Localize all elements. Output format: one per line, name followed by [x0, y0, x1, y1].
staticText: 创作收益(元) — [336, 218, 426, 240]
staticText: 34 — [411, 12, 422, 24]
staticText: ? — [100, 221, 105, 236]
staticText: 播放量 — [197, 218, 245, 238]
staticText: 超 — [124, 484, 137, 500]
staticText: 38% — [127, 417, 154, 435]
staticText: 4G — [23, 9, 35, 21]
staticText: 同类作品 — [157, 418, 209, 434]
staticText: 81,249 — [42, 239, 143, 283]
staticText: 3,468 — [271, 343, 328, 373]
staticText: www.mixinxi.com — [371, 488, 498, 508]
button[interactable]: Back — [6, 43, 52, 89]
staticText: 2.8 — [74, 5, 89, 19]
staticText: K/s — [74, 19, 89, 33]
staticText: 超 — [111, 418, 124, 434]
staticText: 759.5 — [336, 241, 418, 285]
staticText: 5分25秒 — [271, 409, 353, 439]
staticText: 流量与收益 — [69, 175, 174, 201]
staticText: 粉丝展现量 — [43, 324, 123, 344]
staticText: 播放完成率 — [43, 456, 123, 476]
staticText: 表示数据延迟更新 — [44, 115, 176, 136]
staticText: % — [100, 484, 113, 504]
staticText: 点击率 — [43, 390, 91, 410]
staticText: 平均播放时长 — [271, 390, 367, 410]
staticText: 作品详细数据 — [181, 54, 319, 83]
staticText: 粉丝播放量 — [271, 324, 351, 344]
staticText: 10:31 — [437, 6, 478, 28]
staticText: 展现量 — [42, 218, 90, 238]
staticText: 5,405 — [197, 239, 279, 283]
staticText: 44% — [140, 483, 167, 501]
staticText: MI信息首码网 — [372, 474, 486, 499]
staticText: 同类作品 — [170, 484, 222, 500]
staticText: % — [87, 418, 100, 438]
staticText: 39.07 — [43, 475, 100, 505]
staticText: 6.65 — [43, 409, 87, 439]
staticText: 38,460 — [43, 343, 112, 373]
::::
Job:
Reproduce the material verbatim, from its beginning through the line that contains "staticText: 4G — [23, 9, 35, 21]", including that line.

Output for this exercise:
Localize all elements. Output format: one per line, name followed by [x0, y0, x1, y1].
staticText: 创作收益(元) — [336, 218, 426, 240]
staticText: 34 — [411, 12, 422, 24]
staticText: ? — [100, 221, 105, 236]
staticText: 播放量 — [197, 218, 245, 238]
staticText: 超 — [124, 484, 137, 500]
staticText: 38% — [127, 417, 154, 435]
staticText: 4G — [23, 9, 35, 21]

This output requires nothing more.